** start Provided material **
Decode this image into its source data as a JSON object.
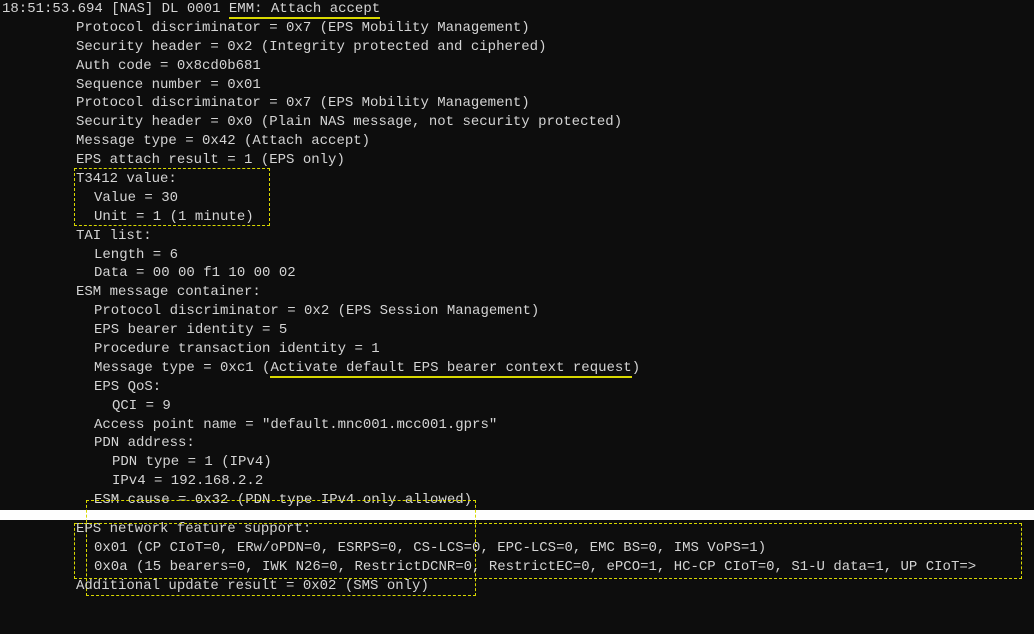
{
  "header": {
    "timestamp": "18:51:53.694",
    "tag": "[NAS]",
    "direction": "DL",
    "seq": "0001",
    "title": "EMM: Attach accept"
  },
  "fields": {
    "protocol_disc1": "Protocol discriminator = 0x7 (EPS Mobility Management)",
    "sec_header1": "Security header = 0x2 (Integrity protected and ciphered)",
    "auth_code": "Auth code = 0x8cd0b681",
    "seq_num": "Sequence number = 0x01",
    "protocol_disc2": "Protocol discriminator = 0x7 (EPS Mobility Management)",
    "sec_header2": "Security header = 0x0 (Plain NAS message, not security protected)",
    "msg_type": "Message type = 0x42 (Attach accept)",
    "attach_result": "EPS attach result = 1 (EPS only)",
    "t3412_label": "T3412 value:",
    "t3412_value": "Value = 30",
    "t3412_unit": "Unit = 1 (1 minute)",
    "tai_label": "TAI list:",
    "tai_length": "Length = 6",
    "tai_data": "Data = 00 00 f1 10 00 02",
    "esm_label": "ESM message container:",
    "esm_protocol": "Protocol discriminator = 0x2 (EPS Session Management)",
    "esm_bearer": "EPS bearer identity = 5",
    "esm_proc": "Procedure transaction identity = 1",
    "esm_msg_prefix": "Message type = 0xc1 (",
    "esm_msg_highlight": "Activate default EPS bearer context request",
    "esm_msg_suffix": ")",
    "eps_qos_label": "EPS QoS:",
    "qci": "QCI = 9",
    "apn": "Access point name = \"default.mnc001.mcc001.gprs\"",
    "pdn_label": "PDN address:",
    "pdn_type": "PDN type = 1 (IPv4)",
    "pdn_ipv4": "IPv4 = 192.168.2.2",
    "esm_cause": "ESM cause = 0x32 (PDN type IPv4 only allowed)"
  },
  "footer": {
    "eps_label": "EPS network feature support:",
    "eps_line1": "0x01 (CP CIoT=0, ERw/oPDN=0, ESRPS=0, CS-LCS=0, EPC-LCS=0, EMC BS=0, IMS VoPS=1)",
    "eps_line2": "0x0a (15 bearers=0, IWK N26=0, RestrictDCNR=0, RestrictEC=0, ePCO=1, HC-CP CIoT=0, S1-U data=1, UP CIoT=>",
    "additional": "Additional update result = 0x02 (SMS only)"
  }
}
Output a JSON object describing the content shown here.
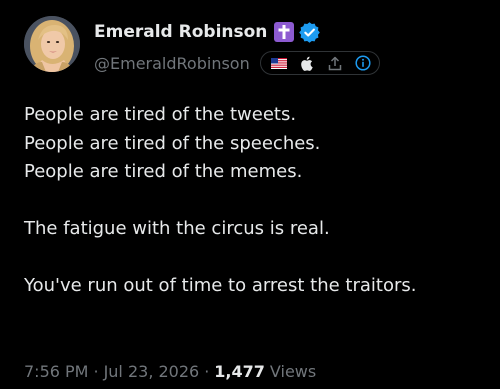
{
  "author": {
    "display_name": "Emerald Robinson",
    "handle": "@EmeraldRobinson",
    "badge_color": "#8d5bd1",
    "verified_color": "#1d9bf0"
  },
  "profile_icons": [
    "us-flag-icon",
    "apple-icon",
    "upload-icon",
    "info-icon"
  ],
  "tweet": {
    "line1": "People are tired of the tweets.",
    "line2": "People are tired of the speeches.",
    "line3": "People are tired of the memes.",
    "line4": "The fatigue with the circus is real.",
    "line5": "You've run out of time to arrest the traitors."
  },
  "meta": {
    "time": "7:56 PM",
    "date": "Jul 23, 2026",
    "views_count": "1,477",
    "views_label": "Views",
    "separator": "·"
  }
}
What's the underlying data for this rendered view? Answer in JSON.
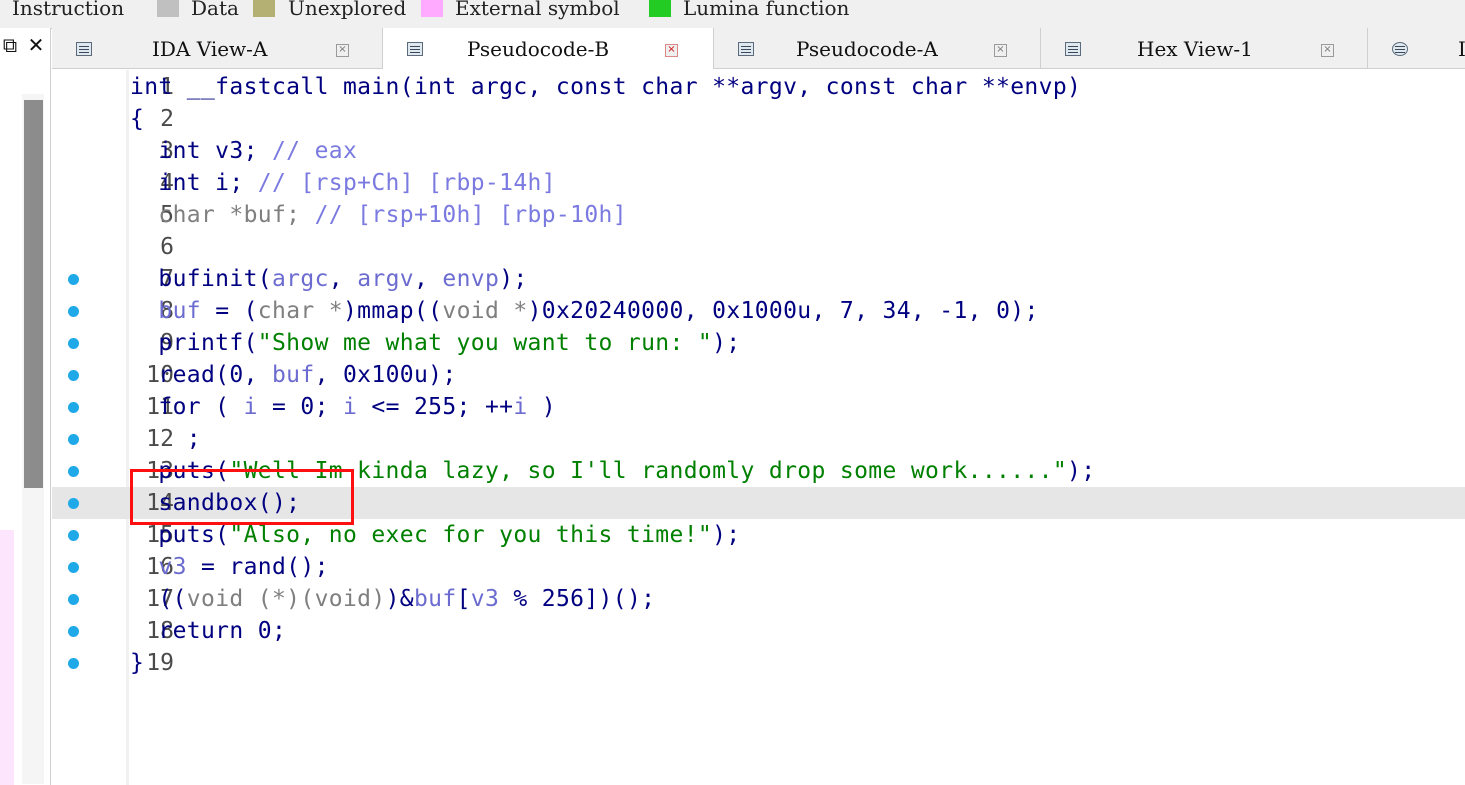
{
  "legend": [
    {
      "label": "Instruction",
      "color": "#c0c0c0"
    },
    {
      "label": "Data",
      "color": "#c0c0c0"
    },
    {
      "label": "Unexplored",
      "color": "#b4b074"
    },
    {
      "label": "External symbol",
      "color": "#ffaaff"
    },
    {
      "label": "Lumina function",
      "color": "#22cc22"
    }
  ],
  "left_tools": {
    "restore_icon": "restore-window-icon",
    "close_icon": "close-icon"
  },
  "tabs": [
    {
      "label": "IDA View-A",
      "icon": "disassembly-view-icon",
      "active": false
    },
    {
      "label": "Pseudocode-B",
      "icon": "pseudocode-view-icon",
      "active": true
    },
    {
      "label": "Pseudocode-A",
      "icon": "pseudocode-view-icon",
      "active": false
    },
    {
      "label": "Hex View-1",
      "icon": "hex-view-icon",
      "active": false
    },
    {
      "label": "I",
      "icon": "info-icon",
      "active": false
    }
  ],
  "code": {
    "highlighted_line": 14,
    "lines": [
      {
        "n": "1",
        "dot": false
      },
      {
        "n": "2",
        "dot": false
      },
      {
        "n": "3",
        "dot": false
      },
      {
        "n": "4",
        "dot": false
      },
      {
        "n": "5",
        "dot": false
      },
      {
        "n": "6",
        "dot": false
      },
      {
        "n": "7",
        "dot": true
      },
      {
        "n": "8",
        "dot": true
      },
      {
        "n": "9",
        "dot": true
      },
      {
        "n": "10",
        "dot": true
      },
      {
        "n": "11",
        "dot": true
      },
      {
        "n": "12",
        "dot": true
      },
      {
        "n": "13",
        "dot": true
      },
      {
        "n": "14",
        "dot": true
      },
      {
        "n": "15",
        "dot": true
      },
      {
        "n": "16",
        "dot": true
      },
      {
        "n": "17",
        "dot": true
      },
      {
        "n": "18",
        "dot": true
      },
      {
        "n": "19",
        "dot": true
      }
    ],
    "t": {
      "l1": "int __fastcall main(int argc, const char **argv, const char **envp)",
      "l2": "{",
      "l3a": "  int v3; ",
      "l3b": "// eax",
      "l4a": "  int i; ",
      "l4b": "// [rsp+Ch] [rbp-14h]",
      "l5a": "  char *buf; ",
      "l5b": "// [rsp+10h] [rbp-10h]",
      "l7a": "  bufinit(",
      "l7b": "argc",
      "l7c": ", ",
      "l7d": "argv",
      "l7e": ", ",
      "l7f": "envp",
      "l7g": ");",
      "l8a": "  ",
      "l8b": "buf",
      "l8c": " = (",
      "l8d": "char *",
      "l8e": ")mmap((",
      "l8f": "void *",
      "l8g": ")0x20240000, 0x1000u, 7, 34, -1, 0);",
      "l9a": "  printf(",
      "l9b": "\"Show me what you want to run: \"",
      "l9c": ");",
      "l10a": "  read(0, ",
      "l10b": "buf",
      "l10c": ", 0x100u);",
      "l11a": "  for ( ",
      "l11b": "i",
      "l11c": " = 0; ",
      "l11d": "i",
      "l11e": " <= 255; ++",
      "l11f": "i",
      "l11g": " )",
      "l12": "    ;",
      "l13a": "  puts(",
      "l13b": "\"Well Im kinda lazy, so I'll randomly drop some work......\"",
      "l13c": ");",
      "l14": "  sandbox();",
      "l15a": "  puts(",
      "l15b": "\"Also, no exec for you this time!\"",
      "l15c": ");",
      "l16a": "  ",
      "l16b": "v3",
      "l16c": " = rand();",
      "l17a": "  ((",
      "l17b": "void (*)(void)",
      "l17c": ")&",
      "l17d": "buf",
      "l17e": "[",
      "l17f": "v3",
      "l17g": " % 256])();",
      "l18": "  return 0;",
      "l19": "}"
    }
  },
  "colors": {
    "highlight_line": "#e6e6e6",
    "annotation_box": "#ff1010",
    "breakpoint_dot": "#1fa9e8"
  }
}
** end Provided material **
▶ _Stated exercise_: Retype the whole listing exactly and leave the pictures out.

▶ _Complete response_:
Decode this image into its source data as a JSON object.
{
  "header": {
    "timestamp": "18:51:53.694",
    "tag": "[NAS]",
    "direction": "DL",
    "seq": "0001",
    "title": "EMM: Attach accept"
  },
  "fields": {
    "protocol_disc1": "Protocol discriminator = 0x7 (EPS Mobility Management)",
    "sec_header1": "Security header = 0x2 (Integrity protected and ciphered)",
    "auth_code": "Auth code = 0x8cd0b681",
    "seq_num": "Sequence number = 0x01",
    "protocol_disc2": "Protocol discriminator = 0x7 (EPS Mobility Management)",
    "sec_header2": "Security header = 0x0 (Plain NAS message, not security protected)",
    "msg_type": "Message type = 0x42 (Attach accept)",
    "attach_result": "EPS attach result = 1 (EPS only)",
    "t3412_label": "T3412 value:",
    "t3412_value": "Value = 30",
    "t3412_unit": "Unit = 1 (1 minute)",
    "tai_label": "TAI list:",
    "tai_length": "Length = 6",
    "tai_data": "Data = 00 00 f1 10 00 02",
    "esm_label": "ESM message container:",
    "esm_protocol": "Protocol discriminator = 0x2 (EPS Session Management)",
    "esm_bearer": "EPS bearer identity = 5",
    "esm_proc": "Procedure transaction identity = 1",
    "esm_msg_prefix": "Message type = 0xc1 (",
    "esm_msg_highlight": "Activate default EPS bearer context request",
    "esm_msg_suffix": ")",
    "eps_qos_label": "EPS QoS:",
    "qci": "QCI = 9",
    "apn": "Access point name = \"default.mnc001.mcc001.gprs\"",
    "pdn_label": "PDN address:",
    "pdn_type": "PDN type = 1 (IPv4)",
    "pdn_ipv4": "IPv4 = 192.168.2.2",
    "esm_cause": "ESM cause = 0x32 (PDN type IPv4 only allowed)"
  },
  "footer": {
    "eps_label": "EPS network feature support:",
    "eps_line1": "0x01 (CP CIoT=0, ERw/oPDN=0, ESRPS=0, CS-LCS=0, EPC-LCS=0, EMC BS=0, IMS VoPS=1)",
    "eps_line2": "0x0a (15 bearers=0, IWK N26=0, RestrictDCNR=0, RestrictEC=0, ePCO=1, HC-CP CIoT=0, S1-U data=1, UP CIoT=>",
    "additional": "Additional update result = 0x02 (SMS only)"
  }
}
Output a JSON object describing the content shown here.
{
  "author": {
    "display_name": "Emerald Robinson",
    "handle": "@EmeraldRobinson",
    "badge_color": "#8d5bd1",
    "verified_color": "#1d9bf0"
  },
  "profile_icons": [
    "us-flag-icon",
    "apple-icon",
    "upload-icon",
    "info-icon"
  ],
  "tweet": {
    "line1": "People are tired of the tweets.",
    "line2": "People are tired of the speeches.",
    "line3": "People are tired of the memes.",
    "line4": "The fatigue with the circus is real.",
    "line5": "You've run out of time to arrest the traitors."
  },
  "meta": {
    "time": "7:56 PM",
    "date": "Jul 23, 2026",
    "views_count": "1,477",
    "views_label": "Views",
    "separator": "·"
  }
}
What's the underlying data for this rendered view? Answer in JSON.
{
  "legend": [
    {
      "label": "Instruction",
      "color": "#c0c0c0"
    },
    {
      "label": "Data",
      "color": "#c0c0c0"
    },
    {
      "label": "Unexplored",
      "color": "#b4b074"
    },
    {
      "label": "External symbol",
      "color": "#ffaaff"
    },
    {
      "label": "Lumina function",
      "color": "#22cc22"
    }
  ],
  "left_tools": {
    "restore_icon": "restore-window-icon",
    "close_icon": "close-icon"
  },
  "tabs": [
    {
      "label": "IDA View-A",
      "icon": "disassembly-view-icon",
      "active": false
    },
    {
      "label": "Pseudocode-B",
      "icon": "pseudocode-view-icon",
      "active": true
    },
    {
      "label": "Pseudocode-A",
      "icon": "pseudocode-view-icon",
      "active": false
    },
    {
      "label": "Hex View-1",
      "icon": "hex-view-icon",
      "active": false
    },
    {
      "label": "I",
      "icon": "info-icon",
      "active": false
    }
  ],
  "code": {
    "highlighted_line": 14,
    "lines": [
      {
        "n": "1",
        "dot": false
      },
      {
        "n": "2",
        "dot": false
      },
      {
        "n": "3",
        "dot": false
      },
      {
        "n": "4",
        "dot": false
      },
      {
        "n": "5",
        "dot": false
      },
      {
        "n": "6",
        "dot": false
      },
      {
        "n": "7",
        "dot": true
      },
      {
        "n": "8",
        "dot": true
      },
      {
        "n": "9",
        "dot": true
      },
      {
        "n": "10",
        "dot": true
      },
      {
        "n": "11",
        "dot": true
      },
      {
        "n": "12",
        "dot": true
      },
      {
        "n": "13",
        "dot": true
      },
      {
        "n": "14",
        "dot": true
      },
      {
        "n": "15",
        "dot": true
      },
      {
        "n": "16",
        "dot": true
      },
      {
        "n": "17",
        "dot": true
      },
      {
        "n": "18",
        "dot": true
      },
      {
        "n": "19",
        "dot": true
      }
    ],
    "t": {
      "l1": "int __fastcall main(int argc, const char **argv, const char **envp)",
      "l2": "{",
      "l3a": "  int v3; ",
      "l3b": "// eax",
      "l4a": "  int i; ",
      "l4b": "// [rsp+Ch] [rbp-14h]",
      "l5a": "  char *buf; ",
      "l5b": "// [rsp+10h] [rbp-10h]",
      "l7a": "  bufinit(",
      "l7b": "argc",
      "l7c": ", ",
      "l7d": "argv",
      "l7e": ", ",
      "l7f": "envp",
      "l7g": ");",
      "l8a": "  ",
      "l8b": "buf",
      "l8c": " = (",
      "l8d": "char *",
      "l8e": ")mmap((",
      "l8f": "void *",
      "l8g": ")0x20240000, 0x1000u, 7, 34, -1, 0);",
      "l9a": "  printf(",
      "l9b": "\"Show me what you want to run: \"",
      "l9c": ");",
      "l10a": "  read(0, ",
      "l10b": "buf",
      "l10c": ", 0x100u);",
      "l11a": "  for ( ",
      "l11b": "i",
      "l11c": " = 0; ",
      "l11d": "i",
      "l11e": " <= 255; ++",
      "l11f": "i",
      "l11g": " )",
      "l12": "    ;",
      "l13a": "  puts(",
      "l13b": "\"Well Im kinda lazy, so I'll randomly drop some work......\"",
      "l13c": ");",
      "l14": "  sandbox();",
      "l15a": "  puts(",
      "l15b": "\"Also, no exec for you this time!\"",
      "l15c": ");",
      "l16a": "  ",
      "l16b": "v3",
      "l16c": " = rand();",
      "l17a": "  ((",
      "l17b": "void (*)(void)",
      "l17c": ")&",
      "l17d": "buf",
      "l17e": "[",
      "l17f": "v3",
      "l17g": " % 256])();",
      "l18": "  return 0;",
      "l19": "}"
    }
  },
  "colors": {
    "highlight_line": "#e6e6e6",
    "annotation_box": "#ff1010",
    "breakpoint_dot": "#1fa9e8"
  }
}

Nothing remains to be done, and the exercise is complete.